>> Start Records shown
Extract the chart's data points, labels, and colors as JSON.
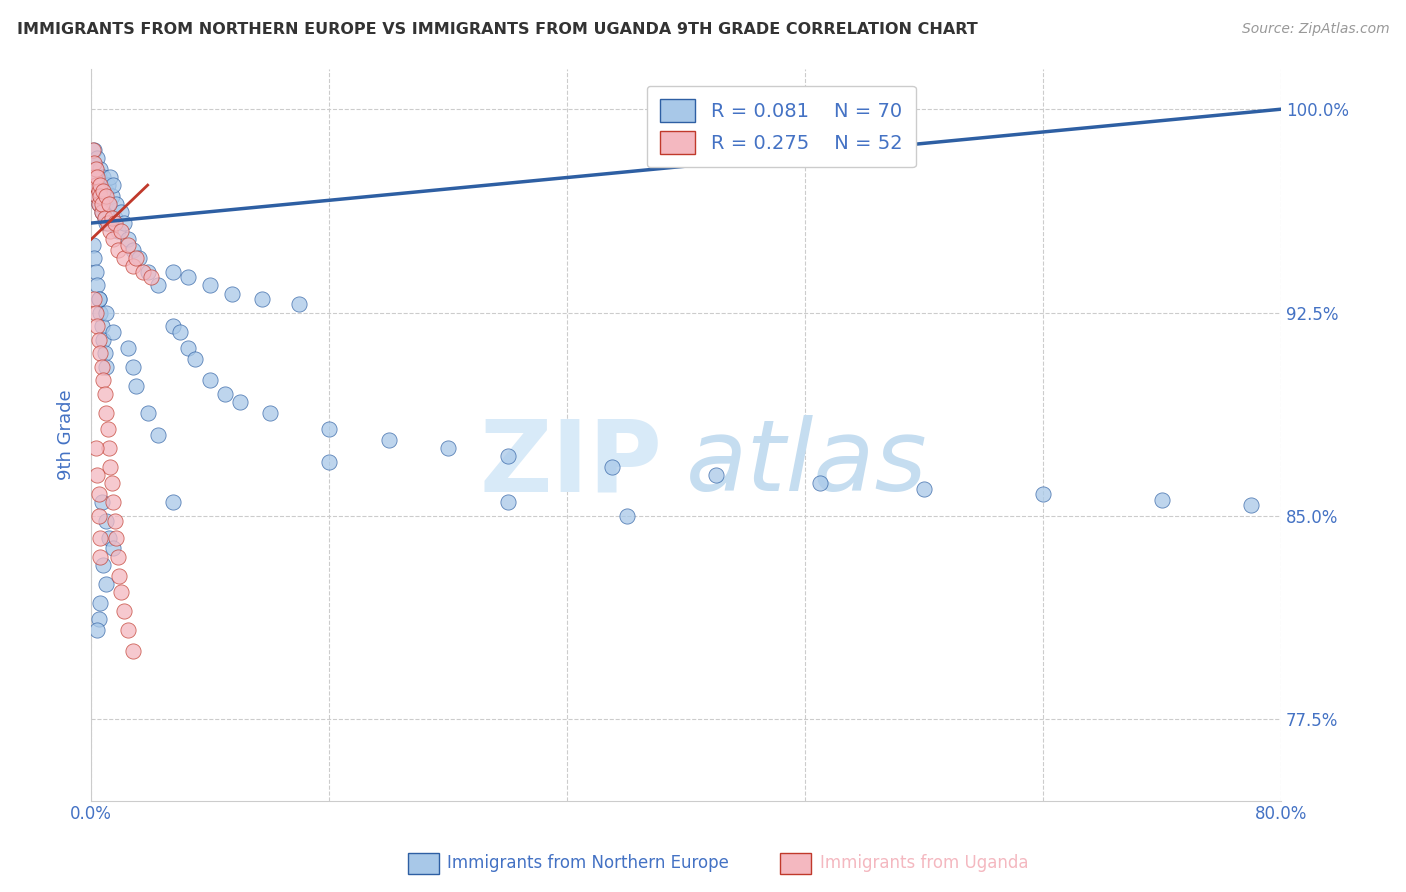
{
  "title": "IMMIGRANTS FROM NORTHERN EUROPE VS IMMIGRANTS FROM UGANDA 9TH GRADE CORRELATION CHART",
  "source": "Source: ZipAtlas.com",
  "xlabel_blue": "Immigrants from Northern Europe",
  "xlabel_pink": "Immigrants from Uganda",
  "ylabel": "9th Grade",
  "xlim": [
    0.0,
    0.8
  ],
  "ylim": [
    0.745,
    1.015
  ],
  "yticks": [
    0.775,
    0.85,
    0.925,
    1.0
  ],
  "ytick_labels": [
    "77.5%",
    "85.0%",
    "92.5%",
    "100.0%"
  ],
  "legend_blue": {
    "R": "0.081",
    "N": "70"
  },
  "legend_pink": {
    "R": "0.275",
    "N": "52"
  },
  "blue_color": "#a8c8e8",
  "pink_color": "#f4b8c0",
  "trend_blue_color": "#2e5fa3",
  "trend_pink_color": "#c0392b",
  "watermark_zip_color": "#cde0f0",
  "watermark_atlas_color": "#b8d4ea",
  "title_color": "#333333",
  "axis_label_color": "#4472c4",
  "tick_label_color": "#4472c4",
  "grid_color": "#cccccc",
  "blue_scatter_x": [
    0.001,
    0.002,
    0.002,
    0.003,
    0.003,
    0.004,
    0.004,
    0.005,
    0.005,
    0.006,
    0.006,
    0.007,
    0.007,
    0.008,
    0.008,
    0.009,
    0.009,
    0.01,
    0.01,
    0.011,
    0.012,
    0.013,
    0.014,
    0.015,
    0.016,
    0.017,
    0.018,
    0.02,
    0.022,
    0.025,
    0.028,
    0.032,
    0.038,
    0.045,
    0.055,
    0.065,
    0.08,
    0.095,
    0.115,
    0.14,
    0.055,
    0.06,
    0.065,
    0.07,
    0.08,
    0.09,
    0.1,
    0.12,
    0.16,
    0.2,
    0.24,
    0.28,
    0.35,
    0.42,
    0.49,
    0.56,
    0.64,
    0.72,
    0.78,
    0.001,
    0.002,
    0.003,
    0.004,
    0.005,
    0.006,
    0.007,
    0.008,
    0.009,
    0.01
  ],
  "blue_scatter_y": [
    0.98,
    0.975,
    0.985,
    0.972,
    0.978,
    0.968,
    0.982,
    0.975,
    0.965,
    0.97,
    0.978,
    0.962,
    0.972,
    0.968,
    0.975,
    0.96,
    0.965,
    0.97,
    0.958,
    0.972,
    0.965,
    0.975,
    0.968,
    0.972,
    0.96,
    0.965,
    0.955,
    0.962,
    0.958,
    0.952,
    0.948,
    0.945,
    0.94,
    0.935,
    0.94,
    0.938,
    0.935,
    0.932,
    0.93,
    0.928,
    0.92,
    0.918,
    0.912,
    0.908,
    0.9,
    0.895,
    0.892,
    0.888,
    0.882,
    0.878,
    0.875,
    0.872,
    0.868,
    0.865,
    0.862,
    0.86,
    0.858,
    0.856,
    0.854,
    0.95,
    0.945,
    0.94,
    0.935,
    0.93,
    0.925,
    0.92,
    0.915,
    0.91,
    0.905
  ],
  "blue_outlier_x": [
    0.005,
    0.01,
    0.015,
    0.025,
    0.028,
    0.03,
    0.038,
    0.045,
    0.055,
    0.16,
    0.28,
    0.36
  ],
  "blue_outlier_y": [
    0.93,
    0.925,
    0.918,
    0.912,
    0.905,
    0.898,
    0.888,
    0.88,
    0.855,
    0.87,
    0.855,
    0.85
  ],
  "blue_low_x": [
    0.007,
    0.01,
    0.012,
    0.015,
    0.008,
    0.01,
    0.006,
    0.005,
    0.004
  ],
  "blue_low_y": [
    0.855,
    0.848,
    0.842,
    0.838,
    0.832,
    0.825,
    0.818,
    0.812,
    0.808
  ],
  "pink_scatter_x": [
    0.001,
    0.002,
    0.002,
    0.003,
    0.003,
    0.004,
    0.004,
    0.005,
    0.005,
    0.006,
    0.006,
    0.007,
    0.007,
    0.008,
    0.009,
    0.01,
    0.011,
    0.012,
    0.013,
    0.014,
    0.015,
    0.016,
    0.018,
    0.02,
    0.022,
    0.025,
    0.028,
    0.03,
    0.035,
    0.04,
    0.002,
    0.003,
    0.004,
    0.005,
    0.006,
    0.007,
    0.008,
    0.009,
    0.01,
    0.011,
    0.012,
    0.013,
    0.014,
    0.015,
    0.016,
    0.017,
    0.018,
    0.019,
    0.02,
    0.022,
    0.025,
    0.028
  ],
  "pink_scatter_y": [
    0.985,
    0.98,
    0.975,
    0.978,
    0.972,
    0.968,
    0.975,
    0.97,
    0.965,
    0.972,
    0.968,
    0.962,
    0.965,
    0.97,
    0.96,
    0.968,
    0.958,
    0.965,
    0.955,
    0.96,
    0.952,
    0.958,
    0.948,
    0.955,
    0.945,
    0.95,
    0.942,
    0.945,
    0.94,
    0.938,
    0.93,
    0.925,
    0.92,
    0.915,
    0.91,
    0.905,
    0.9,
    0.895,
    0.888,
    0.882,
    0.875,
    0.868,
    0.862,
    0.855,
    0.848,
    0.842,
    0.835,
    0.828,
    0.822,
    0.815,
    0.808,
    0.8
  ],
  "pink_low_x": [
    0.003,
    0.004,
    0.005,
    0.005,
    0.006,
    0.006
  ],
  "pink_low_y": [
    0.875,
    0.865,
    0.858,
    0.85,
    0.842,
    0.835
  ],
  "trend_blue_x0": 0.0,
  "trend_blue_x1": 0.8,
  "trend_blue_y0": 0.958,
  "trend_blue_y1": 1.0,
  "trend_pink_x0": 0.0,
  "trend_pink_x1": 0.038,
  "trend_pink_y0": 0.952,
  "trend_pink_y1": 0.972
}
>> End Records shown
■ **Task requirements**
Write out the records above once more, word for word, with no pictures.

■ **Worked solution**
Extract the chart's data points, labels, and colors as JSON.
{
  "title": "IMMIGRANTS FROM NORTHERN EUROPE VS IMMIGRANTS FROM UGANDA 9TH GRADE CORRELATION CHART",
  "source": "Source: ZipAtlas.com",
  "xlabel_blue": "Immigrants from Northern Europe",
  "xlabel_pink": "Immigrants from Uganda",
  "ylabel": "9th Grade",
  "xlim": [
    0.0,
    0.8
  ],
  "ylim": [
    0.745,
    1.015
  ],
  "yticks": [
    0.775,
    0.85,
    0.925,
    1.0
  ],
  "ytick_labels": [
    "77.5%",
    "85.0%",
    "92.5%",
    "100.0%"
  ],
  "legend_blue": {
    "R": "0.081",
    "N": "70"
  },
  "legend_pink": {
    "R": "0.275",
    "N": "52"
  },
  "blue_color": "#a8c8e8",
  "pink_color": "#f4b8c0",
  "trend_blue_color": "#2e5fa3",
  "trend_pink_color": "#c0392b",
  "watermark_zip_color": "#cde0f0",
  "watermark_atlas_color": "#b8d4ea",
  "title_color": "#333333",
  "axis_label_color": "#4472c4",
  "tick_label_color": "#4472c4",
  "grid_color": "#cccccc",
  "blue_scatter_x": [
    0.001,
    0.002,
    0.002,
    0.003,
    0.003,
    0.004,
    0.004,
    0.005,
    0.005,
    0.006,
    0.006,
    0.007,
    0.007,
    0.008,
    0.008,
    0.009,
    0.009,
    0.01,
    0.01,
    0.011,
    0.012,
    0.013,
    0.014,
    0.015,
    0.016,
    0.017,
    0.018,
    0.02,
    0.022,
    0.025,
    0.028,
    0.032,
    0.038,
    0.045,
    0.055,
    0.065,
    0.08,
    0.095,
    0.115,
    0.14,
    0.055,
    0.06,
    0.065,
    0.07,
    0.08,
    0.09,
    0.1,
    0.12,
    0.16,
    0.2,
    0.24,
    0.28,
    0.35,
    0.42,
    0.49,
    0.56,
    0.64,
    0.72,
    0.78,
    0.001,
    0.002,
    0.003,
    0.004,
    0.005,
    0.006,
    0.007,
    0.008,
    0.009,
    0.01
  ],
  "blue_scatter_y": [
    0.98,
    0.975,
    0.985,
    0.972,
    0.978,
    0.968,
    0.982,
    0.975,
    0.965,
    0.97,
    0.978,
    0.962,
    0.972,
    0.968,
    0.975,
    0.96,
    0.965,
    0.97,
    0.958,
    0.972,
    0.965,
    0.975,
    0.968,
    0.972,
    0.96,
    0.965,
    0.955,
    0.962,
    0.958,
    0.952,
    0.948,
    0.945,
    0.94,
    0.935,
    0.94,
    0.938,
    0.935,
    0.932,
    0.93,
    0.928,
    0.92,
    0.918,
    0.912,
    0.908,
    0.9,
    0.895,
    0.892,
    0.888,
    0.882,
    0.878,
    0.875,
    0.872,
    0.868,
    0.865,
    0.862,
    0.86,
    0.858,
    0.856,
    0.854,
    0.95,
    0.945,
    0.94,
    0.935,
    0.93,
    0.925,
    0.92,
    0.915,
    0.91,
    0.905
  ],
  "blue_outlier_x": [
    0.005,
    0.01,
    0.015,
    0.025,
    0.028,
    0.03,
    0.038,
    0.045,
    0.055,
    0.16,
    0.28,
    0.36
  ],
  "blue_outlier_y": [
    0.93,
    0.925,
    0.918,
    0.912,
    0.905,
    0.898,
    0.888,
    0.88,
    0.855,
    0.87,
    0.855,
    0.85
  ],
  "blue_low_x": [
    0.007,
    0.01,
    0.012,
    0.015,
    0.008,
    0.01,
    0.006,
    0.005,
    0.004
  ],
  "blue_low_y": [
    0.855,
    0.848,
    0.842,
    0.838,
    0.832,
    0.825,
    0.818,
    0.812,
    0.808
  ],
  "pink_scatter_x": [
    0.001,
    0.002,
    0.002,
    0.003,
    0.003,
    0.004,
    0.004,
    0.005,
    0.005,
    0.006,
    0.006,
    0.007,
    0.007,
    0.008,
    0.009,
    0.01,
    0.011,
    0.012,
    0.013,
    0.014,
    0.015,
    0.016,
    0.018,
    0.02,
    0.022,
    0.025,
    0.028,
    0.03,
    0.035,
    0.04,
    0.002,
    0.003,
    0.004,
    0.005,
    0.006,
    0.007,
    0.008,
    0.009,
    0.01,
    0.011,
    0.012,
    0.013,
    0.014,
    0.015,
    0.016,
    0.017,
    0.018,
    0.019,
    0.02,
    0.022,
    0.025,
    0.028
  ],
  "pink_scatter_y": [
    0.985,
    0.98,
    0.975,
    0.978,
    0.972,
    0.968,
    0.975,
    0.97,
    0.965,
    0.972,
    0.968,
    0.962,
    0.965,
    0.97,
    0.96,
    0.968,
    0.958,
    0.965,
    0.955,
    0.96,
    0.952,
    0.958,
    0.948,
    0.955,
    0.945,
    0.95,
    0.942,
    0.945,
    0.94,
    0.938,
    0.93,
    0.925,
    0.92,
    0.915,
    0.91,
    0.905,
    0.9,
    0.895,
    0.888,
    0.882,
    0.875,
    0.868,
    0.862,
    0.855,
    0.848,
    0.842,
    0.835,
    0.828,
    0.822,
    0.815,
    0.808,
    0.8
  ],
  "pink_low_x": [
    0.003,
    0.004,
    0.005,
    0.005,
    0.006,
    0.006
  ],
  "pink_low_y": [
    0.875,
    0.865,
    0.858,
    0.85,
    0.842,
    0.835
  ],
  "trend_blue_x0": 0.0,
  "trend_blue_x1": 0.8,
  "trend_blue_y0": 0.958,
  "trend_blue_y1": 1.0,
  "trend_pink_x0": 0.0,
  "trend_pink_x1": 0.038,
  "trend_pink_y0": 0.952,
  "trend_pink_y1": 0.972
}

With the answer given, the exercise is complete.